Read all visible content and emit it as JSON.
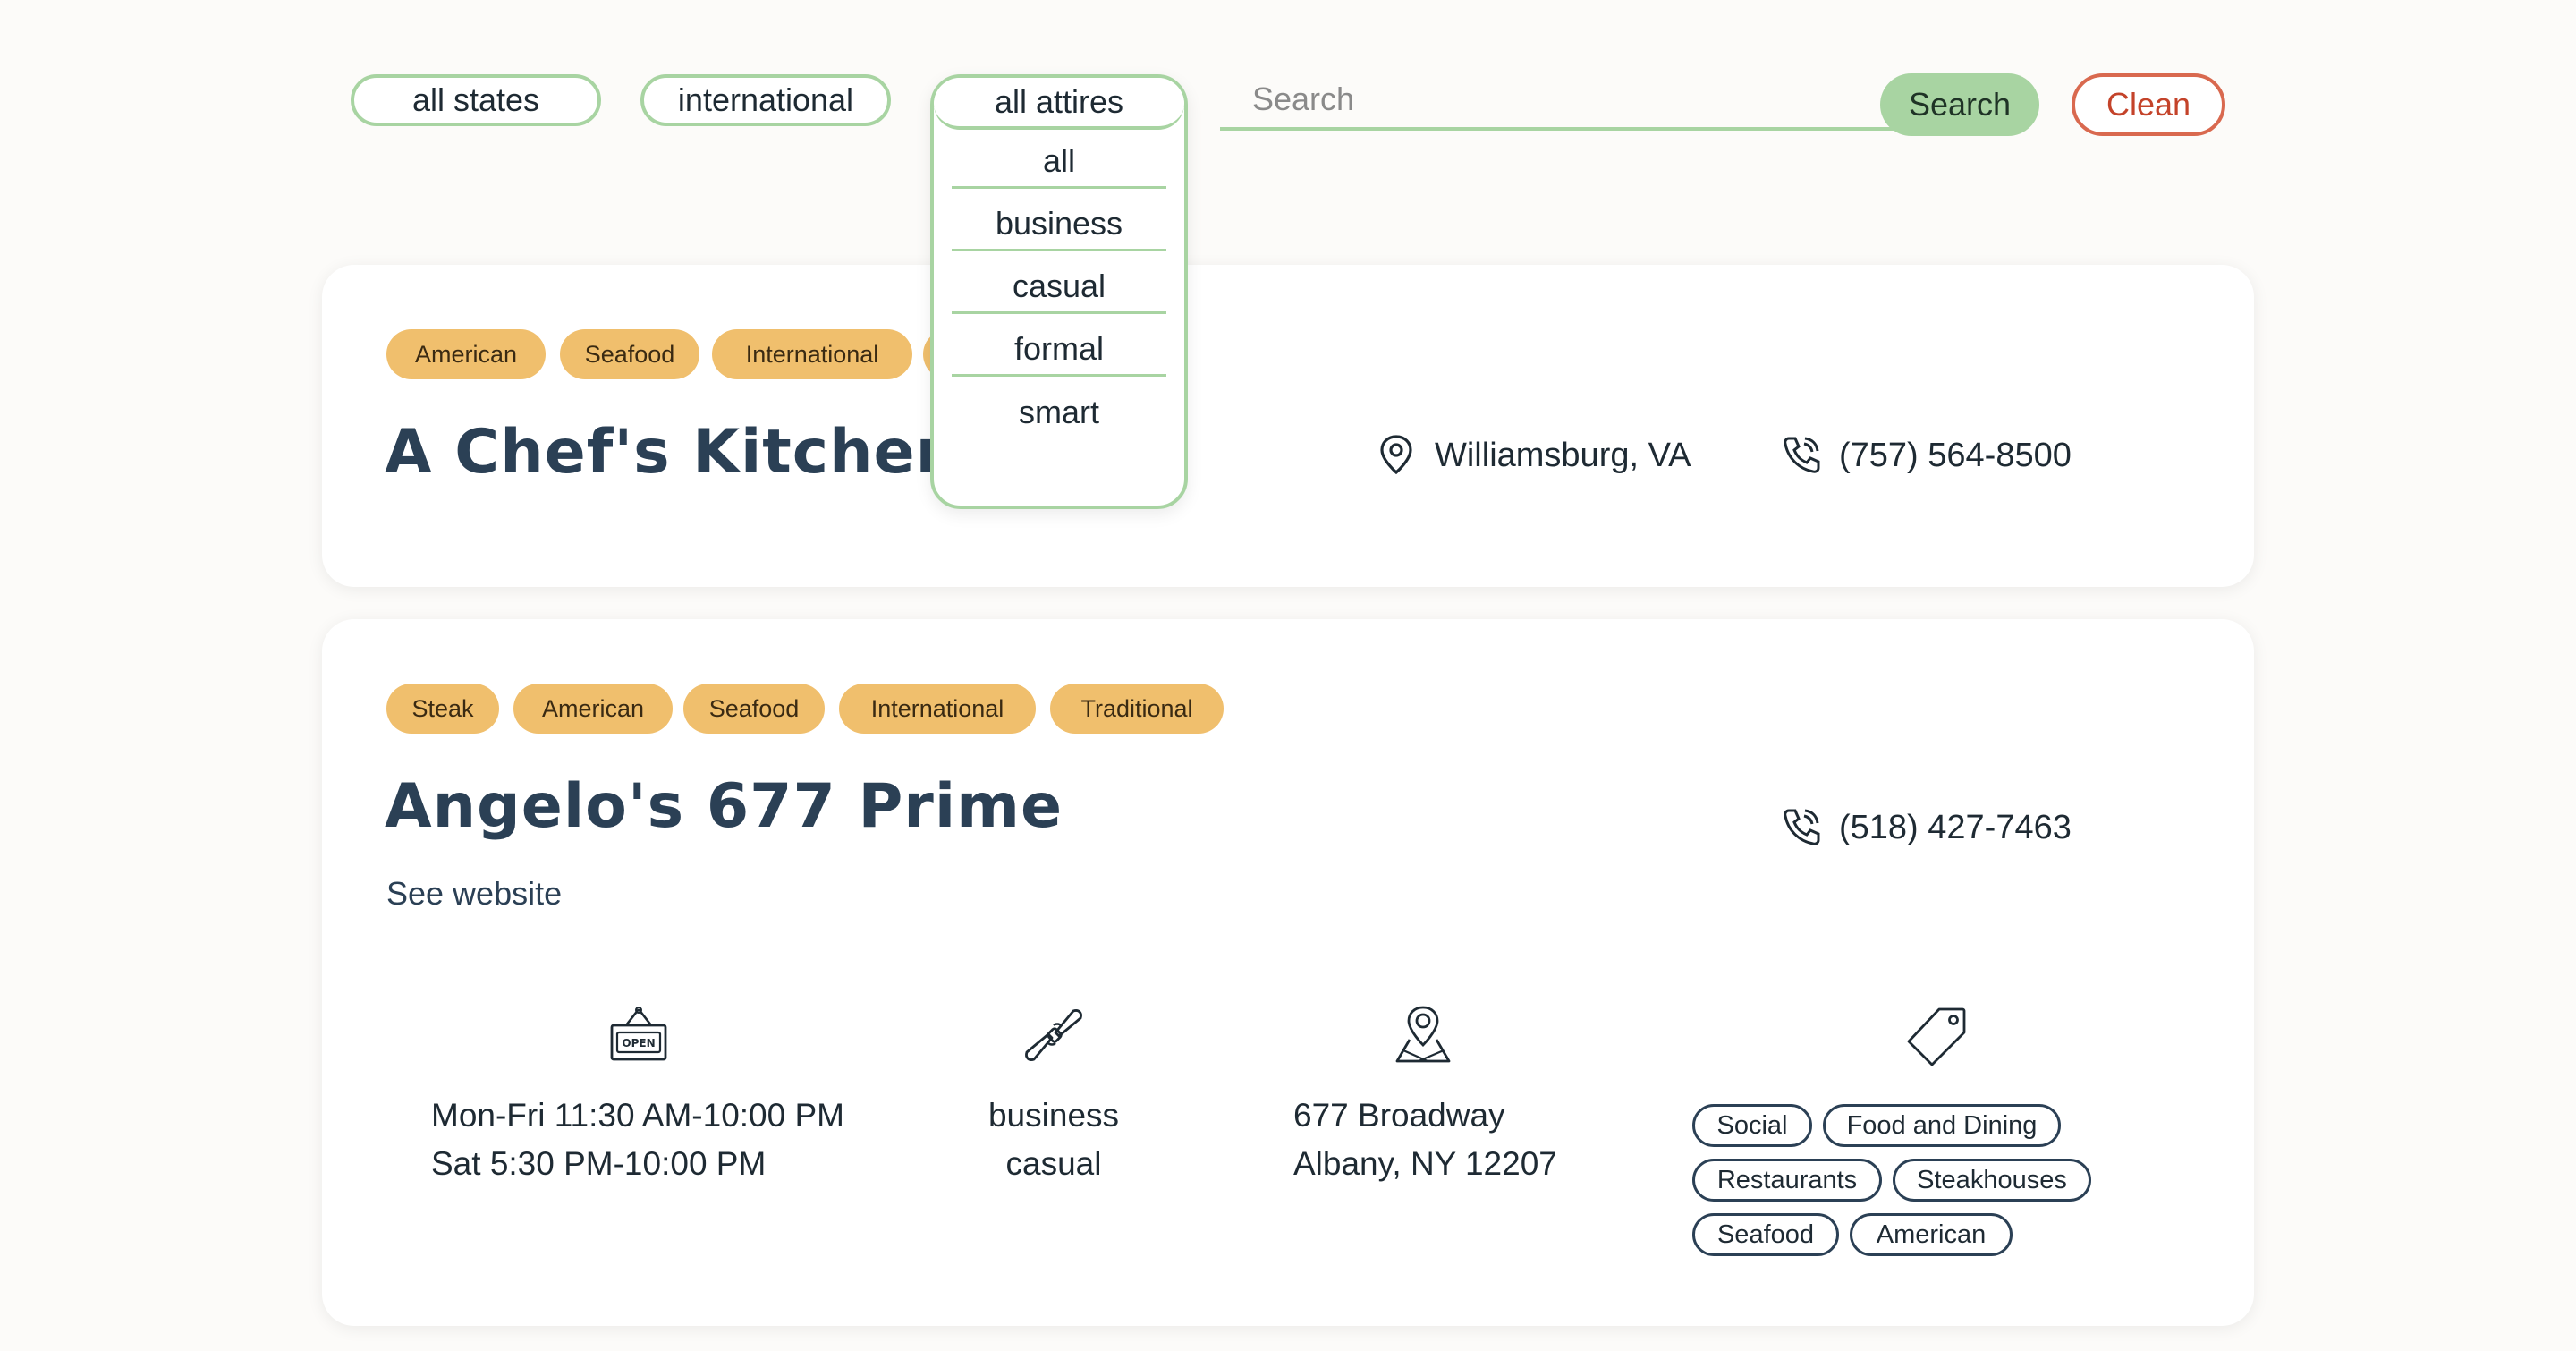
{
  "filters": {
    "state": "all states",
    "cuisine": "international",
    "attire": "all attires",
    "attire_options": [
      "all",
      "business",
      "casual",
      "formal",
      "smart"
    ],
    "search_placeholder": "Search",
    "search_label": "Search",
    "clean_label": "Clean"
  },
  "restaurants": [
    {
      "tags": [
        "American",
        "Seafood",
        "International"
      ],
      "name": "A Chef's Kitchen",
      "location": "Williamsburg, VA",
      "phone": "(757) 564-8500"
    },
    {
      "tags": [
        "Steak",
        "American",
        "Seafood",
        "International",
        "Traditional"
      ],
      "name": "Angelo's 677 Prime",
      "website_label": "See website",
      "phone": "(518) 427-7463",
      "hours": [
        "Mon-Fri 11:30 AM-10:00 PM",
        "Sat 5:30 PM-10:00 PM"
      ],
      "attire": [
        "business",
        "casual"
      ],
      "address": [
        "677 Broadway",
        "Albany, NY 12207"
      ],
      "categories": [
        "Social",
        "Food and Dining",
        "Restaurants",
        "Steakhouses",
        "Seafood",
        "American"
      ]
    }
  ],
  "colors": {
    "accent_green": "#a8d4a2",
    "tag_yellow": "#f0bf6d",
    "clean_red": "#d9694f",
    "title_navy": "#2b4055"
  }
}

■ GIVEN REQUEST ■
All lines holding the word "phone" should be picked out and copied.

■ IN RESPONSE ■
      "phone": "(757) 564-8500"
      "phone": "(518) 427-7463",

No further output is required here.